> [Task]
Give an exact transcription of every line, dropping the images.
:::::
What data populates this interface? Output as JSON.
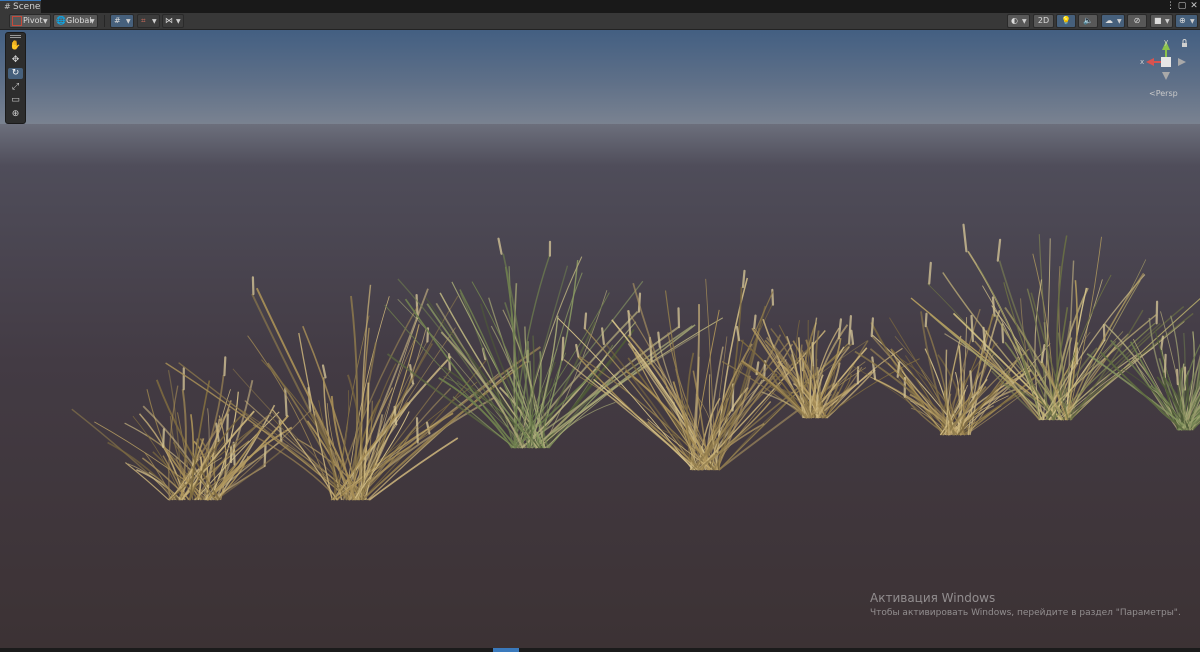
{
  "tab": {
    "label": "Scene",
    "icon": "scene-grid-icon"
  },
  "window_controls": {
    "more": "⋮",
    "maximize": "▢",
    "close": "✕"
  },
  "toolbar": {
    "pivot_label": "Pivot",
    "global_label": "Global",
    "toggle_2d": "2D",
    "icons": [
      "pivot-icon",
      "global-icon",
      "grid-snap-icon",
      "increment-snap-icon",
      "toolbar-overlay-icon",
      "shading-mode-icon",
      "lighting-icon",
      "audio-icon",
      "effects-icon",
      "hidden-objects-icon",
      "camera-icon",
      "gizmos-icon"
    ]
  },
  "tools": {
    "items": [
      {
        "name": "hand-tool",
        "glyph": "✋",
        "active": false
      },
      {
        "name": "move-tool",
        "glyph": "✥",
        "active": false
      },
      {
        "name": "rotate-tool",
        "glyph": "↻",
        "active": true
      },
      {
        "name": "scale-tool",
        "glyph": "⤢",
        "active": false
      },
      {
        "name": "rect-tool",
        "glyph": "▭",
        "active": false
      },
      {
        "name": "transform-tool",
        "glyph": "⊕",
        "active": false
      }
    ]
  },
  "gizmo": {
    "x_label": "x",
    "y_label": "y",
    "persp_label": "Persp",
    "lock_icon": "lock-icon"
  },
  "watermark": {
    "title": "Активация Windows",
    "subtitle": "Чтобы активировать Windows, перейдите в раздел \"Параметры\"."
  },
  "colors": {
    "accent": "#3a79bb",
    "sky_top": "#4a6789",
    "horizon": "#7b8593",
    "ground": "#3f3538"
  }
}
:::::
> [Solution]
What data populates this interface? Output as JSON.
{
  "tab": {
    "label": "Scene",
    "icon": "scene-grid-icon"
  },
  "window_controls": {
    "more": "⋮",
    "maximize": "▢",
    "close": "✕"
  },
  "toolbar": {
    "pivot_label": "Pivot",
    "global_label": "Global",
    "toggle_2d": "2D",
    "icons": [
      "pivot-icon",
      "global-icon",
      "grid-snap-icon",
      "increment-snap-icon",
      "toolbar-overlay-icon",
      "shading-mode-icon",
      "lighting-icon",
      "audio-icon",
      "effects-icon",
      "hidden-objects-icon",
      "camera-icon",
      "gizmos-icon"
    ]
  },
  "tools": {
    "items": [
      {
        "name": "hand-tool",
        "glyph": "✋",
        "active": false
      },
      {
        "name": "move-tool",
        "glyph": "✥",
        "active": false
      },
      {
        "name": "rotate-tool",
        "glyph": "↻",
        "active": true
      },
      {
        "name": "scale-tool",
        "glyph": "⤢",
        "active": false
      },
      {
        "name": "rect-tool",
        "glyph": "▭",
        "active": false
      },
      {
        "name": "transform-tool",
        "glyph": "⊕",
        "active": false
      }
    ]
  },
  "gizmo": {
    "x_label": "x",
    "y_label": "y",
    "persp_label": "Persp",
    "lock_icon": "lock-icon"
  },
  "watermark": {
    "title": "Активация Windows",
    "subtitle": "Чтобы активировать Windows, перейдите в раздел \"Параметры\"."
  },
  "colors": {
    "accent": "#3a79bb",
    "sky_top": "#4a6789",
    "horizon": "#7b8593",
    "ground": "#3f3538"
  }
}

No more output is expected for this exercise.